Esercizio assegnato » Sostituisci "radio-icon" con "radio-button" in tutte le righe dei dati seguenti e trascrivile senza altre modifiche. Lascia fuori le immagini.

───── Dati grezzi ─────

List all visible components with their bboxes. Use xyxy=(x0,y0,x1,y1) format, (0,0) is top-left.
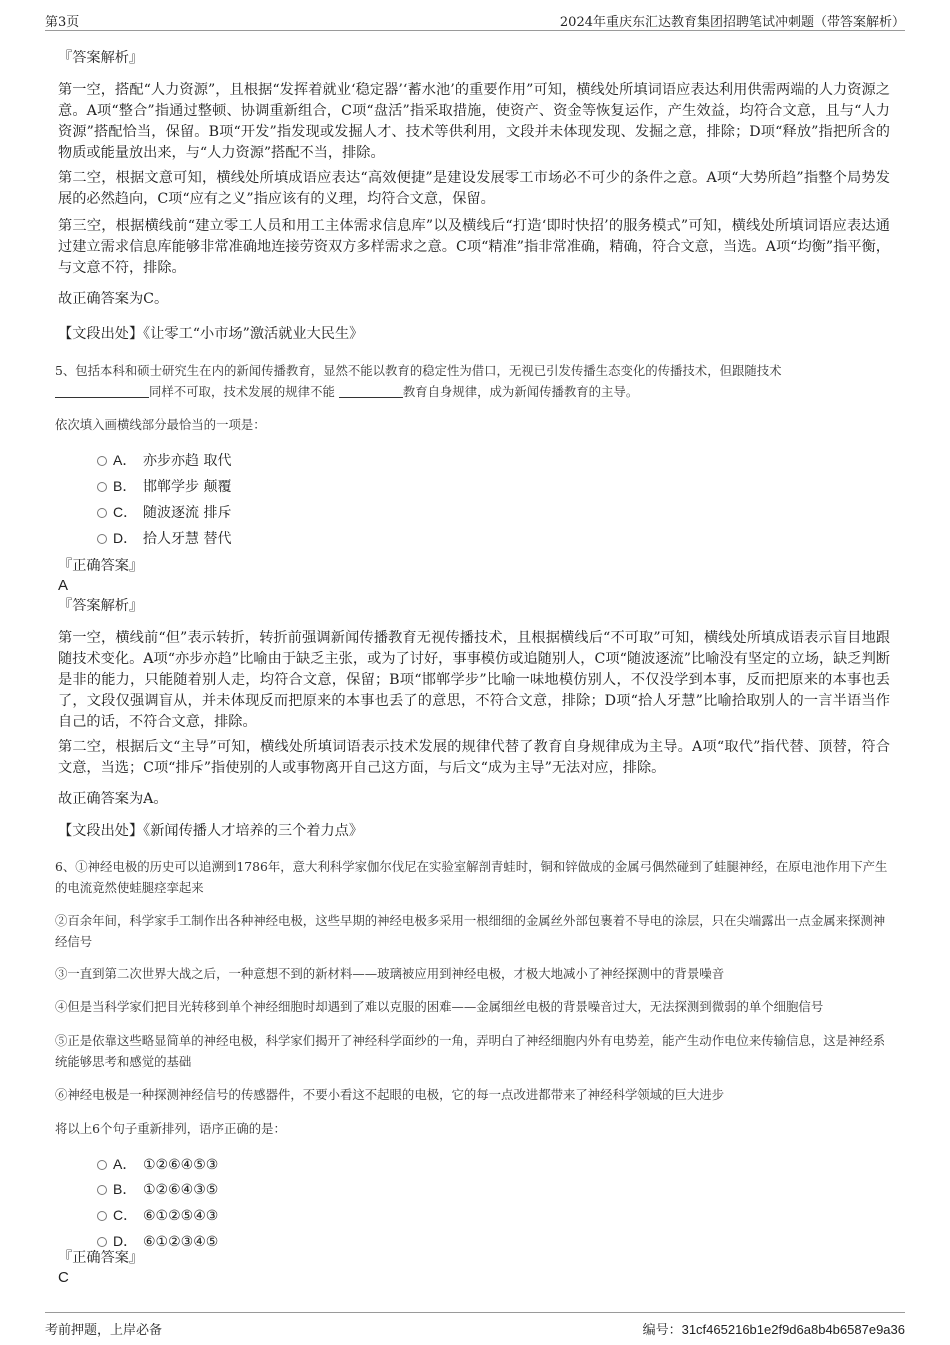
radio-icon[interactable] xyxy=(97,1211,107,1221)
document-title: 2024年重庆东汇达教育集团招聘笔试冲刺题（带答案解析） xyxy=(559,15,905,30)
radio-icon[interactable] xyxy=(97,1237,107,1247)
q5-option-a[interactable]: A． 亦步亦趋 取代 xyxy=(97,450,231,471)
q5-analysis-p1: 第一空，横线前“但”表示转折，转折前强调新闻传播教育无视传播技术，且根据横线后“不可取”可知，横线处所填成语表示盲目地跟随技术变化。A项“亦步亦趋”比喻由于缺乏主张，或为了讨好，事事模仿或追随别人，C项“随波逐流”比喻没有坚定的立场，缺乏判断是非的能力，只能随着别人走，均符合文意，保留；B项“邯郸学步”比喻一味地模仿别人，不仅没学到本事，反而把原来的本事也丢了，文段仅强调盲从，并未体现反而把原来的本事也丢了的意思，不符合文意，排除；D项“拾人牙慧”比喻拾取别人的一言半语当作自己的话，不符合文意，排除。 xyxy=(58,630,890,730)
q5-option-d[interactable]: D． 拾人牙慧 替代 xyxy=(97,528,231,549)
page-number: 第3页 xyxy=(45,15,80,30)
q6-sentence-5: ⑤正是依靠这些略显简单的神经电极，科学家们揭开了神经科学面纱的一角，弄明白了神经细胞内外有电势差，能产生动作电位来传输信息，这是神经系统能够思考和感觉的基础 xyxy=(55,1033,886,1069)
q4-conclusion: 故正确答案为C。 xyxy=(58,291,169,307)
q6-option-b[interactable]: B． ①②⑥④③⑤ xyxy=(97,1179,218,1200)
q5-option-b[interactable]: B． 邯郸学步 颠覆 xyxy=(97,476,231,497)
q5-stem: 5、包括本科和硕士研究生在内的新闻传播教育，显然不能以教育的稳定性为借口，无视已引发传播生态变化的传播技术，但跟随技术 同样不可取，技术发展的规律不能 教育自身规律，成为新闻传播教育的主导。 xyxy=(55,363,782,399)
q6-sentence-6: ⑥神经电极是一种探测神经信号的传感器件，不要小看这不起眼的电极，它的每一点改进都带来了神经科学领域的巨大进步 xyxy=(55,1087,725,1102)
q5-prompt: 依次填入画横线部分最恰当的一项是： xyxy=(55,417,266,432)
q6-option-d[interactable]: D． ⑥①②③④⑤ xyxy=(97,1231,218,1252)
q6-sentence-2: ②百余年间，科学家手工制作出各种神经电极，这些早期的神经电极多采用一根细细的金属丝外部包裹着不导电的涂层，只在尖端露出一点金属来探测神经信号 xyxy=(55,913,886,949)
radio-icon[interactable] xyxy=(97,534,107,544)
q6-sentence-1: 6、①神经电极的历史可以追溯到1786年，意大利科学家伽尔伐尼在实验室解剖青蛙时，铜和锌做成的金属弓偶然碰到了蛙腿神经，在原电池作用下产生的电流竟然使蛙腿痉挛起来 xyxy=(55,859,888,895)
page-footer xyxy=(45,1312,905,1337)
q5-conclusion: 故正确答案为A。 xyxy=(58,791,168,807)
q5-answer: A xyxy=(58,577,69,594)
page-header xyxy=(45,8,905,31)
q6-answer: C xyxy=(58,1269,69,1286)
q6-option-c[interactable]: C． ⑥①②⑤④③ xyxy=(97,1205,218,1226)
radio-icon[interactable] xyxy=(97,456,107,466)
q6-prompt: 将以上6个句子重新排列，语序正确的是： xyxy=(55,1121,286,1136)
q4-source: 【文段出处】《让零工“小市场”激活就业大民生》 xyxy=(58,326,364,342)
q5-source: 【文段出处】《新闻传播人才培养的三个着力点》 xyxy=(58,823,364,839)
q5-option-c[interactable]: C． 随波逐流 排斥 xyxy=(97,502,231,523)
radio-icon[interactable] xyxy=(97,508,107,518)
q6-answer-label: 『正确答案』 xyxy=(58,1250,144,1266)
q4-analysis-label: 『答案解析』 xyxy=(58,50,144,66)
document-code: 编号：31cf465216b1e2f9d6a8b4b6587e9a36 xyxy=(642,1322,905,1338)
radio-icon[interactable] xyxy=(97,1185,107,1195)
q5-blank-1 xyxy=(55,384,149,398)
q6-sentence-4: ④但是当科学家们把目光转移到单个神经细胞时却遇到了难以克服的困难——金属细丝电极的背景噪音过大，无法探测到微弱的单个细胞信号 xyxy=(55,999,824,1014)
q5-blank-2 xyxy=(339,384,403,398)
radio-icon[interactable] xyxy=(97,482,107,492)
q6-sentence-3: ③一直到第二次世界大战之后，一种意想不到的新材料——玻璃被应用到神经电极，才极大地减小了神经探测中的背景噪音 xyxy=(55,966,725,981)
footer-slogan: 考前押题，上岸必备 xyxy=(45,1323,163,1338)
q4-analysis-p2: 第二空，根据文意可知，横线处所填成语应表达“高效便捷”是建设发展零工市场必不可少的条件之意。A项“大势所趋”指整个局势发展的必然趋向，C项“应有之义”指应该有的义理，均符合文意，保留。 xyxy=(58,170,890,207)
q5-analysis-label: 『答案解析』 xyxy=(58,598,144,614)
q5-answer-label: 『正确答案』 xyxy=(58,558,144,574)
q6-option-a[interactable]: A． ①②⑥④⑤③ xyxy=(97,1154,218,1175)
radio-icon[interactable] xyxy=(97,1160,107,1170)
q4-analysis-p3: 第三空，根据横线前“建立零工人员和用工主体需求信息库”以及横线后“打造‘即时快招’的服务模式”可知，横线处所填词语应表达通过建立需求信息库能够非常准确地连接劳资双方多样需求之意。C项“精准”指非常准确，精确，符合文意，当选。A项“均衡”指平衡，与文意不符，排除。 xyxy=(58,218,890,276)
q4-analysis-p1: 第一空，搭配“人力资源”，且根据“发挥着就业‘稳定器’‘蓄水池’的重要作用”可知，横线处所填词语应表达利用供需两端的人力资源之意。A项“整合”指通过整顿、协调重新组合，C项“盘活”指采取措施，使资产、资金等恢复运作，产生效益，均符合文意，且与“人力资源”搭配恰当，保留。B项“开发”指发现或发掘人才、技术等供利用，文段并未体现发现、发掘之意，排除；D项“释放”指把所含的物质或能量放出来，与“人力资源”搭配不当，排除。 xyxy=(58,82,890,161)
q5-analysis-p2: 第二空，根据后文“主导”可知，横线处所填词语表示技术发展的规律代替了教育自身规律成为主导。A项“取代”指代替、顶替，符合文意，当选；C项“排斥”指使别的人或事物离开自己这方面，与后文“成为主导”无法对应，排除。 xyxy=(58,739,890,776)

─────

Soluzione »
List all visible components with their bboxes. Use xyxy=(x0,y0,x1,y1) format, (0,0) is top-left.
radio-button[interactable] xyxy=(97,1211,107,1221)
document-title: 2024年重庆东汇达教育集团招聘笔试冲刺题（带答案解析） xyxy=(559,15,905,30)
radio-button[interactable] xyxy=(97,1237,107,1247)
q5-option-a[interactable]: A． 亦步亦趋 取代 xyxy=(97,450,231,471)
q5-analysis-p1: 第一空，横线前“但”表示转折，转折前强调新闻传播教育无视传播技术，且根据横线后“不可取”可知，横线处所填成语表示盲目地跟随技术变化。A项“亦步亦趋”比喻由于缺乏主张，或为了讨好，事事模仿或追随别人，C项“随波逐流”比喻没有坚定的立场，缺乏判断是非的能力，只能随着别人走，均符合文意，保留；B项“邯郸学步”比喻一味地模仿别人，不仅没学到本事，反而把原来的本事也丢了，文段仅强调盲从，并未体现反而把原来的本事也丢了的意思，不符合文意，排除；D项“拾人牙慧”比喻拾取别人的一言半语当作自己的话，不符合文意，排除。 xyxy=(58,630,890,730)
q5-option-d[interactable]: D． 拾人牙慧 替代 xyxy=(97,528,231,549)
page-number: 第3页 xyxy=(45,15,80,30)
q6-sentence-5: ⑤正是依靠这些略显简单的神经电极，科学家们揭开了神经科学面纱的一角，弄明白了神经细胞内外有电势差，能产生动作电位来传输信息，这是神经系统能够思考和感觉的基础 xyxy=(55,1033,886,1069)
q4-conclusion: 故正确答案为C。 xyxy=(58,291,169,307)
q6-option-b[interactable]: B． ①②⑥④③⑤ xyxy=(97,1179,218,1200)
q5-option-b[interactable]: B． 邯郸学步 颠覆 xyxy=(97,476,231,497)
q5-stem: 5、包括本科和硕士研究生在内的新闻传播教育，显然不能以教育的稳定性为借口，无视已引发传播生态变化的传播技术，但跟随技术 同样不可取，技术发展的规律不能 教育自身规律，成为新闻传播教育的主导。 xyxy=(55,363,782,399)
q6-sentence-6: ⑥神经电极是一种探测神经信号的传感器件，不要小看这不起眼的电极，它的每一点改进都带来了神经科学领域的巨大进步 xyxy=(55,1087,725,1102)
q5-prompt: 依次填入画横线部分最恰当的一项是： xyxy=(55,417,266,432)
q6-option-d[interactable]: D． ⑥①②③④⑤ xyxy=(97,1231,218,1252)
q6-sentence-2: ②百余年间，科学家手工制作出各种神经电极，这些早期的神经电极多采用一根细细的金属丝外部包裹着不导电的涂层，只在尖端露出一点金属来探测神经信号 xyxy=(55,913,886,949)
radio-button[interactable] xyxy=(97,534,107,544)
q6-sentence-1: 6、①神经电极的历史可以追溯到1786年，意大利科学家伽尔伐尼在实验室解剖青蛙时，铜和锌做成的金属弓偶然碰到了蛙腿神经，在原电池作用下产生的电流竟然使蛙腿痉挛起来 xyxy=(55,859,888,895)
page-footer xyxy=(45,1312,905,1337)
q5-conclusion: 故正确答案为A。 xyxy=(58,791,168,807)
q5-answer: A xyxy=(58,577,69,594)
page-header xyxy=(45,8,905,31)
q6-answer: C xyxy=(58,1269,69,1286)
q6-option-c[interactable]: C． ⑥①②⑤④③ xyxy=(97,1205,218,1226)
radio-button[interactable] xyxy=(97,456,107,466)
q6-prompt: 将以上6个句子重新排列，语序正确的是： xyxy=(55,1121,286,1136)
q4-source: 【文段出处】《让零工“小市场”激活就业大民生》 xyxy=(58,326,364,342)
q5-source: 【文段出处】《新闻传播人才培养的三个着力点》 xyxy=(58,823,364,839)
q5-option-c[interactable]: C． 随波逐流 排斥 xyxy=(97,502,231,523)
radio-button[interactable] xyxy=(97,508,107,518)
q6-answer-label: 『正确答案』 xyxy=(58,1250,144,1266)
q4-analysis-label: 『答案解析』 xyxy=(58,50,144,66)
document-code: 编号：31cf465216b1e2f9d6a8b4b6587e9a36 xyxy=(642,1322,905,1338)
radio-button[interactable] xyxy=(97,1185,107,1195)
q5-blank-1 xyxy=(55,384,149,398)
q6-sentence-4: ④但是当科学家们把目光转移到单个神经细胞时却遇到了难以克服的困难——金属细丝电极的背景噪音过大，无法探测到微弱的单个细胞信号 xyxy=(55,999,824,1014)
q5-blank-2 xyxy=(339,384,403,398)
radio-button[interactable] xyxy=(97,482,107,492)
q6-sentence-3: ③一直到第二次世界大战之后，一种意想不到的新材料——玻璃被应用到神经电极，才极大地减小了神经探测中的背景噪音 xyxy=(55,966,725,981)
footer-slogan: 考前押题，上岸必备 xyxy=(45,1323,163,1338)
q4-analysis-p2: 第二空，根据文意可知，横线处所填成语应表达“高效便捷”是建设发展零工市场必不可少的条件之意。A项“大势所趋”指整个局势发展的必然趋向，C项“应有之义”指应该有的义理，均符合文意，保留。 xyxy=(58,170,890,207)
q5-analysis-label: 『答案解析』 xyxy=(58,598,144,614)
q5-answer-label: 『正确答案』 xyxy=(58,558,144,574)
q6-option-a[interactable]: A． ①②⑥④⑤③ xyxy=(97,1154,218,1175)
radio-button[interactable] xyxy=(97,1160,107,1170)
q4-analysis-p3: 第三空，根据横线前“建立零工人员和用工主体需求信息库”以及横线后“打造‘即时快招’的服务模式”可知，横线处所填词语应表达通过建立需求信息库能够非常准确地连接劳资双方多样需求之意。C项“精准”指非常准确，精确，符合文意，当选。A项“均衡”指平衡，与文意不符，排除。 xyxy=(58,218,890,276)
q4-analysis-p1: 第一空，搭配“人力资源”，且根据“发挥着就业‘稳定器’‘蓄水池’的重要作用”可知，横线处所填词语应表达利用供需两端的人力资源之意。A项“整合”指通过整顿、协调重新组合，C项“盘活”指采取措施，使资产、资金等恢复运作，产生效益，均符合文意，且与“人力资源”搭配恰当，保留。B项“开发”指发现或发掘人才、技术等供利用，文段并未体现发现、发掘之意，排除；D项“释放”指把所含的物质或能量放出来，与“人力资源”搭配不当，排除。 xyxy=(58,82,890,161)
q5-analysis-p2: 第二空，根据后文“主导”可知，横线处所填词语表示技术发展的规律代替了教育自身规律成为主导。A项“取代”指代替、顶替，符合文意，当选；C项“排斥”指使别的人或事物离开自己这方面，与后文“成为主导”无法对应，排除。 xyxy=(58,739,890,776)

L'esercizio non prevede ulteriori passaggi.